• _Short exercise_:
Write out every single entry exactly.

• _Input rows_:
— START —

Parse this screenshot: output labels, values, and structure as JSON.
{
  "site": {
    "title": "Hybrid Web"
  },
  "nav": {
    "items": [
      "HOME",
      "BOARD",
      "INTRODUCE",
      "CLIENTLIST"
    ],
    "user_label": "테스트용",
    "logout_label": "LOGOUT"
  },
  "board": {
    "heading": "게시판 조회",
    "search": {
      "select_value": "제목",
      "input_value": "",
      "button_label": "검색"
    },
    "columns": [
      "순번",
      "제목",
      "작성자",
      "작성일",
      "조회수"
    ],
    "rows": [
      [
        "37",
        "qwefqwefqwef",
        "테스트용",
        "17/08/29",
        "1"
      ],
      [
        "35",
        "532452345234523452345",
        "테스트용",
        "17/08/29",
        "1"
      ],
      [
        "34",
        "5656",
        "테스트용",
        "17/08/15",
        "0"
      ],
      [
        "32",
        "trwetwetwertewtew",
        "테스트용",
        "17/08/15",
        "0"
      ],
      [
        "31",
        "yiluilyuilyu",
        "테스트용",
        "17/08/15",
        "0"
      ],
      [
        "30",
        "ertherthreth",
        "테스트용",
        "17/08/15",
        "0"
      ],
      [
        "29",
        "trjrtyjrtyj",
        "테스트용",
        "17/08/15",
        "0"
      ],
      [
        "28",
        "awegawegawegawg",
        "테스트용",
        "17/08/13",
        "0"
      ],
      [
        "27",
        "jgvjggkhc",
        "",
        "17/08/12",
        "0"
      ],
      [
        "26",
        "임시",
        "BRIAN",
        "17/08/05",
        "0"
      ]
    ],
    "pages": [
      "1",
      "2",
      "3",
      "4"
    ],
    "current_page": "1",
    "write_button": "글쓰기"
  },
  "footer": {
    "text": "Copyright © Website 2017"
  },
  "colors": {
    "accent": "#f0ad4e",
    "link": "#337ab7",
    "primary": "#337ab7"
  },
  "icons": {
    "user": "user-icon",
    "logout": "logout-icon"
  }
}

— END —

• _Full answer_:
Parse this screenshot: output labels, values, and structure as JSON.
{
  "site": {
    "title": "Hybrid Web"
  },
  "nav": {
    "items": [
      "HOME",
      "BOARD",
      "INTRODUCE",
      "CLIENTLIST"
    ],
    "user_label": "테스트용",
    "logout_label": "LOGOUT"
  },
  "board": {
    "heading": "게시판 조회",
    "search": {
      "select_value": "제목",
      "input_value": "",
      "button_label": "검색"
    },
    "columns": [
      "순번",
      "제목",
      "작성자",
      "작성일",
      "조회수"
    ],
    "rows": [
      [
        "37",
        "qwefqwefqwef",
        "테스트용",
        "17/08/29",
        "1"
      ],
      [
        "35",
        "532452345234523452345",
        "테스트용",
        "17/08/29",
        "1"
      ],
      [
        "34",
        "5656",
        "테스트용",
        "17/08/15",
        "0"
      ],
      [
        "32",
        "trwetwetwertewtew",
        "테스트용",
        "17/08/15",
        "0"
      ],
      [
        "31",
        "yiluilyuilyu",
        "테스트용",
        "17/08/15",
        "0"
      ],
      [
        "30",
        "ertherthreth",
        "테스트용",
        "17/08/15",
        "0"
      ],
      [
        "29",
        "trjrtyjrtyj",
        "테스트용",
        "17/08/15",
        "0"
      ],
      [
        "28",
        "awegawegawegawg",
        "테스트용",
        "17/08/13",
        "0"
      ],
      [
        "27",
        "jgvjggkhc",
        "",
        "17/08/12",
        "0"
      ],
      [
        "26",
        "임시",
        "BRIAN",
        "17/08/05",
        "0"
      ]
    ],
    "pages": [
      "1",
      "2",
      "3",
      "4"
    ],
    "current_page": "1",
    "write_button": "글쓰기"
  },
  "footer": {
    "text": "Copyright © Website 2017"
  },
  "colors": {
    "accent": "#f0ad4e",
    "link": "#337ab7",
    "primary": "#337ab7"
  },
  "icons": {
    "user": "user-icon",
    "logout": "logout-icon"
  }
}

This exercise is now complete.